→ **RECORDS SHOWN**

---

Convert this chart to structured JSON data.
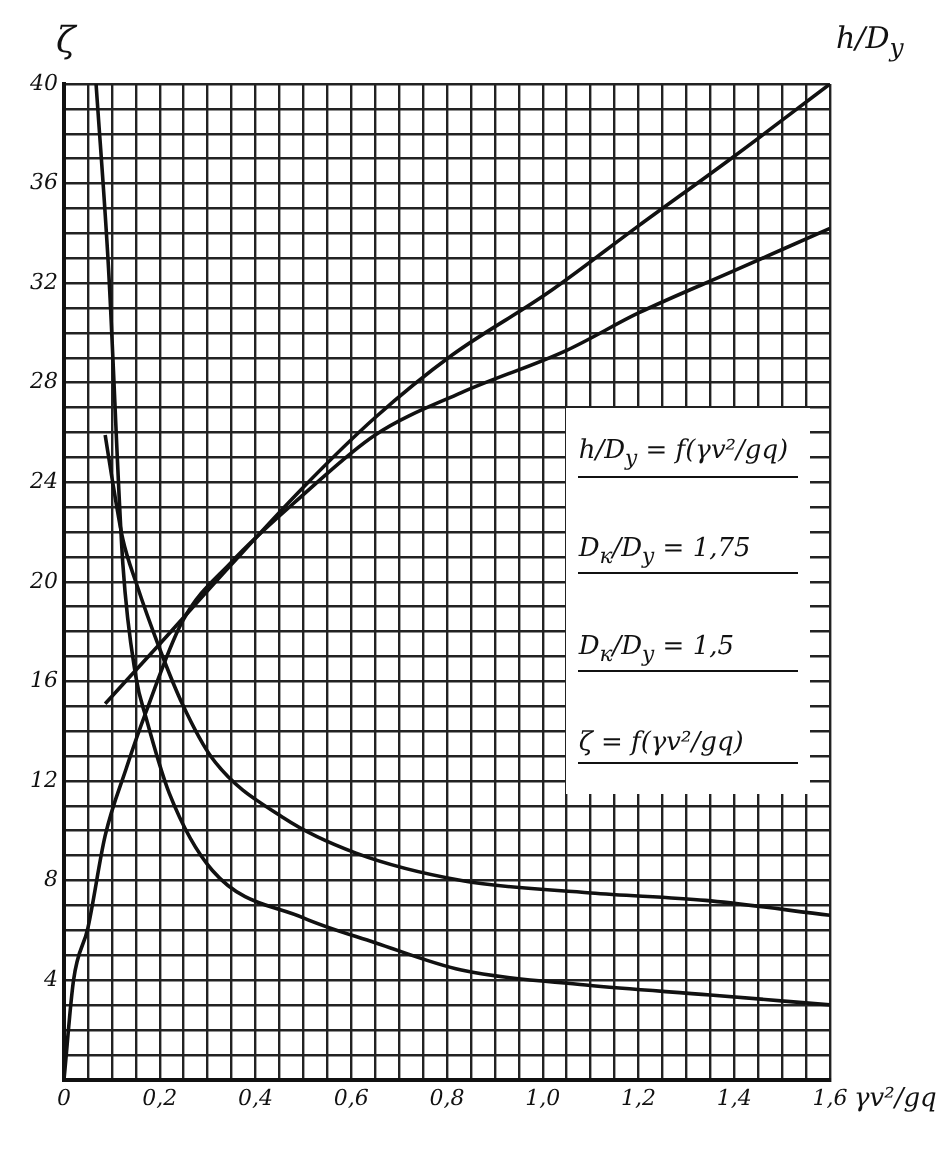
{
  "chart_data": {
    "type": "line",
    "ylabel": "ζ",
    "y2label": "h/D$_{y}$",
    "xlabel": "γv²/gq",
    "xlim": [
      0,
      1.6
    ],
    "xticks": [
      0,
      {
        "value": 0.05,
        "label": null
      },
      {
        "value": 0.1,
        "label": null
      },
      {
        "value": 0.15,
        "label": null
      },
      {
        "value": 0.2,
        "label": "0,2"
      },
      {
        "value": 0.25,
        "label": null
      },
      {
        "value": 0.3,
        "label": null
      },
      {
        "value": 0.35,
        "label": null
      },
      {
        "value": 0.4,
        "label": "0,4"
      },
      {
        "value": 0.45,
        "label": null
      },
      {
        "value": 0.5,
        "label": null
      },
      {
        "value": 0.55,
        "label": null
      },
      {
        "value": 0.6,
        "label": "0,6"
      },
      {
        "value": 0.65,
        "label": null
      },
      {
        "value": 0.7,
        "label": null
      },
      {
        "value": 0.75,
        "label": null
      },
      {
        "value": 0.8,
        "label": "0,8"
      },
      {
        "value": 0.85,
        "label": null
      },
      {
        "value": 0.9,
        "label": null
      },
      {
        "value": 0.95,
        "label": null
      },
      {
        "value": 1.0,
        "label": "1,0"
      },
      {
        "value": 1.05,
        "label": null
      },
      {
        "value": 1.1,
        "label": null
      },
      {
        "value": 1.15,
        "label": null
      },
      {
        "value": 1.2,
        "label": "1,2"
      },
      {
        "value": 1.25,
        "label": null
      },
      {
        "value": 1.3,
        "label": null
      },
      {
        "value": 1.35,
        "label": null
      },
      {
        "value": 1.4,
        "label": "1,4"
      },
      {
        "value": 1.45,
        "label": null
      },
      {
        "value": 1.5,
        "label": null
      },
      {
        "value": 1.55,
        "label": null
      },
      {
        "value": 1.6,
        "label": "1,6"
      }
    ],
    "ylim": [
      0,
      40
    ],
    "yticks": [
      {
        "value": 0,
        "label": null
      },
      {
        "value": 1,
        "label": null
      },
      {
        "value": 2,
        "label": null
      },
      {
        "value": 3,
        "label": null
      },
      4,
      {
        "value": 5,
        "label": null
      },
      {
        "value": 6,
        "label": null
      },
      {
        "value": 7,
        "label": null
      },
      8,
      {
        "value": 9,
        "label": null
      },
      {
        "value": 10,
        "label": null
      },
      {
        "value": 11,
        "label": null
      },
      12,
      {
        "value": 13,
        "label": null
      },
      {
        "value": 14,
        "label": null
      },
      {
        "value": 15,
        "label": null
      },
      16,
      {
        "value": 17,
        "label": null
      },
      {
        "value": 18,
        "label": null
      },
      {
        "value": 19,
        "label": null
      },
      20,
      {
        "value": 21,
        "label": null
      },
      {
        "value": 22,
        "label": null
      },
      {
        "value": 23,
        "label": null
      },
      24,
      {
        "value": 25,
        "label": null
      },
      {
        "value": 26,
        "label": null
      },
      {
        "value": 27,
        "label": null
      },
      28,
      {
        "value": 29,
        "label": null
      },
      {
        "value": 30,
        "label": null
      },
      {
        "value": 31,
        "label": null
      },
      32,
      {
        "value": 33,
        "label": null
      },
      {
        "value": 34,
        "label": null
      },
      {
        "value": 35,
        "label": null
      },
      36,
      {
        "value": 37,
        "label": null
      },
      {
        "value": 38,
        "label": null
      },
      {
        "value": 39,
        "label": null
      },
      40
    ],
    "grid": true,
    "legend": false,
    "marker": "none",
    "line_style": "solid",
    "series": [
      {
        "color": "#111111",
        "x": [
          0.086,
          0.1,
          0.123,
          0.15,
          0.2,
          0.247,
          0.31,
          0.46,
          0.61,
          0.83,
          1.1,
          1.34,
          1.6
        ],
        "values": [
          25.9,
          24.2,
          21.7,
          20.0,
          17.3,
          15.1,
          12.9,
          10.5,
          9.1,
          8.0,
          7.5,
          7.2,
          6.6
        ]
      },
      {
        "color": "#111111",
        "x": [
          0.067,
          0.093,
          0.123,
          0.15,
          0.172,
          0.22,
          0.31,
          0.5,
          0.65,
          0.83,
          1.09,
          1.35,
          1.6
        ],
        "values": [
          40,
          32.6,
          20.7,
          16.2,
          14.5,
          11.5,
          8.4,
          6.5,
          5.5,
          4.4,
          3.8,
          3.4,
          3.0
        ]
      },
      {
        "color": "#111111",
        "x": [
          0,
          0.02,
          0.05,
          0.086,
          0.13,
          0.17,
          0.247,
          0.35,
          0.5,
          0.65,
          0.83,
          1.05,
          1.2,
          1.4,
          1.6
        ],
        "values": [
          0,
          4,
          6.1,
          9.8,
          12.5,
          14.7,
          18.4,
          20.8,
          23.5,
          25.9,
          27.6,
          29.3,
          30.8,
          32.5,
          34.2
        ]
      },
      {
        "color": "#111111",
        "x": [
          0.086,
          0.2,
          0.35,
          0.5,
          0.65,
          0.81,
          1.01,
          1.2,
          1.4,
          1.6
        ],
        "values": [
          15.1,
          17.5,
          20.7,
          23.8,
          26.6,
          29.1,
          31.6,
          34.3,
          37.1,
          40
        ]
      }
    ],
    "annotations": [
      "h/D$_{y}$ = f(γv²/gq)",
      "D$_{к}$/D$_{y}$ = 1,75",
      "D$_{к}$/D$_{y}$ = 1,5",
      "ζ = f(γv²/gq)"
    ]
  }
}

---

→ **WHAT IS BEING ASKED**
Could you reproduce every record above exactly, leaving out the pictures?

→ **COMPLETE ANSWER**
Convert this chart to structured JSON data.
{
  "chart_data": {
    "type": "line",
    "ylabel": "ζ",
    "y2label": "h/D$_{y}$",
    "xlabel": "γv²/gq",
    "xlim": [
      0,
      1.6
    ],
    "xticks": [
      0,
      {
        "value": 0.05,
        "label": null
      },
      {
        "value": 0.1,
        "label": null
      },
      {
        "value": 0.15,
        "label": null
      },
      {
        "value": 0.2,
        "label": "0,2"
      },
      {
        "value": 0.25,
        "label": null
      },
      {
        "value": 0.3,
        "label": null
      },
      {
        "value": 0.35,
        "label": null
      },
      {
        "value": 0.4,
        "label": "0,4"
      },
      {
        "value": 0.45,
        "label": null
      },
      {
        "value": 0.5,
        "label": null
      },
      {
        "value": 0.55,
        "label": null
      },
      {
        "value": 0.6,
        "label": "0,6"
      },
      {
        "value": 0.65,
        "label": null
      },
      {
        "value": 0.7,
        "label": null
      },
      {
        "value": 0.75,
        "label": null
      },
      {
        "value": 0.8,
        "label": "0,8"
      },
      {
        "value": 0.85,
        "label": null
      },
      {
        "value": 0.9,
        "label": null
      },
      {
        "value": 0.95,
        "label": null
      },
      {
        "value": 1.0,
        "label": "1,0"
      },
      {
        "value": 1.05,
        "label": null
      },
      {
        "value": 1.1,
        "label": null
      },
      {
        "value": 1.15,
        "label": null
      },
      {
        "value": 1.2,
        "label": "1,2"
      },
      {
        "value": 1.25,
        "label": null
      },
      {
        "value": 1.3,
        "label": null
      },
      {
        "value": 1.35,
        "label": null
      },
      {
        "value": 1.4,
        "label": "1,4"
      },
      {
        "value": 1.45,
        "label": null
      },
      {
        "value": 1.5,
        "label": null
      },
      {
        "value": 1.55,
        "label": null
      },
      {
        "value": 1.6,
        "label": "1,6"
      }
    ],
    "ylim": [
      0,
      40
    ],
    "yticks": [
      {
        "value": 0,
        "label": null
      },
      {
        "value": 1,
        "label": null
      },
      {
        "value": 2,
        "label": null
      },
      {
        "value": 3,
        "label": null
      },
      4,
      {
        "value": 5,
        "label": null
      },
      {
        "value": 6,
        "label": null
      },
      {
        "value": 7,
        "label": null
      },
      8,
      {
        "value": 9,
        "label": null
      },
      {
        "value": 10,
        "label": null
      },
      {
        "value": 11,
        "label": null
      },
      12,
      {
        "value": 13,
        "label": null
      },
      {
        "value": 14,
        "label": null
      },
      {
        "value": 15,
        "label": null
      },
      16,
      {
        "value": 17,
        "label": null
      },
      {
        "value": 18,
        "label": null
      },
      {
        "value": 19,
        "label": null
      },
      20,
      {
        "value": 21,
        "label": null
      },
      {
        "value": 22,
        "label": null
      },
      {
        "value": 23,
        "label": null
      },
      24,
      {
        "value": 25,
        "label": null
      },
      {
        "value": 26,
        "label": null
      },
      {
        "value": 27,
        "label": null
      },
      28,
      {
        "value": 29,
        "label": null
      },
      {
        "value": 30,
        "label": null
      },
      {
        "value": 31,
        "label": null
      },
      32,
      {
        "value": 33,
        "label": null
      },
      {
        "value": 34,
        "label": null
      },
      {
        "value": 35,
        "label": null
      },
      36,
      {
        "value": 37,
        "label": null
      },
      {
        "value": 38,
        "label": null
      },
      {
        "value": 39,
        "label": null
      },
      40
    ],
    "grid": true,
    "legend": false,
    "marker": "none",
    "line_style": "solid",
    "series": [
      {
        "color": "#111111",
        "x": [
          0.086,
          0.1,
          0.123,
          0.15,
          0.2,
          0.247,
          0.31,
          0.46,
          0.61,
          0.83,
          1.1,
          1.34,
          1.6
        ],
        "values": [
          25.9,
          24.2,
          21.7,
          20.0,
          17.3,
          15.1,
          12.9,
          10.5,
          9.1,
          8.0,
          7.5,
          7.2,
          6.6
        ]
      },
      {
        "color": "#111111",
        "x": [
          0.067,
          0.093,
          0.123,
          0.15,
          0.172,
          0.22,
          0.31,
          0.5,
          0.65,
          0.83,
          1.09,
          1.35,
          1.6
        ],
        "values": [
          40,
          32.6,
          20.7,
          16.2,
          14.5,
          11.5,
          8.4,
          6.5,
          5.5,
          4.4,
          3.8,
          3.4,
          3.0
        ]
      },
      {
        "color": "#111111",
        "x": [
          0,
          0.02,
          0.05,
          0.086,
          0.13,
          0.17,
          0.247,
          0.35,
          0.5,
          0.65,
          0.83,
          1.05,
          1.2,
          1.4,
          1.6
        ],
        "values": [
          0,
          4,
          6.1,
          9.8,
          12.5,
          14.7,
          18.4,
          20.8,
          23.5,
          25.9,
          27.6,
          29.3,
          30.8,
          32.5,
          34.2
        ]
      },
      {
        "color": "#111111",
        "x": [
          0.086,
          0.2,
          0.35,
          0.5,
          0.65,
          0.81,
          1.01,
          1.2,
          1.4,
          1.6
        ],
        "values": [
          15.1,
          17.5,
          20.7,
          23.8,
          26.6,
          29.1,
          31.6,
          34.3,
          37.1,
          40
        ]
      }
    ],
    "annotations": [
      "h/D$_{y}$ = f(γv²/gq)",
      "D$_{к}$/D$_{y}$ = 1,75",
      "D$_{к}$/D$_{y}$ = 1,5",
      "ζ = f(γv²/gq)"
    ]
  }
}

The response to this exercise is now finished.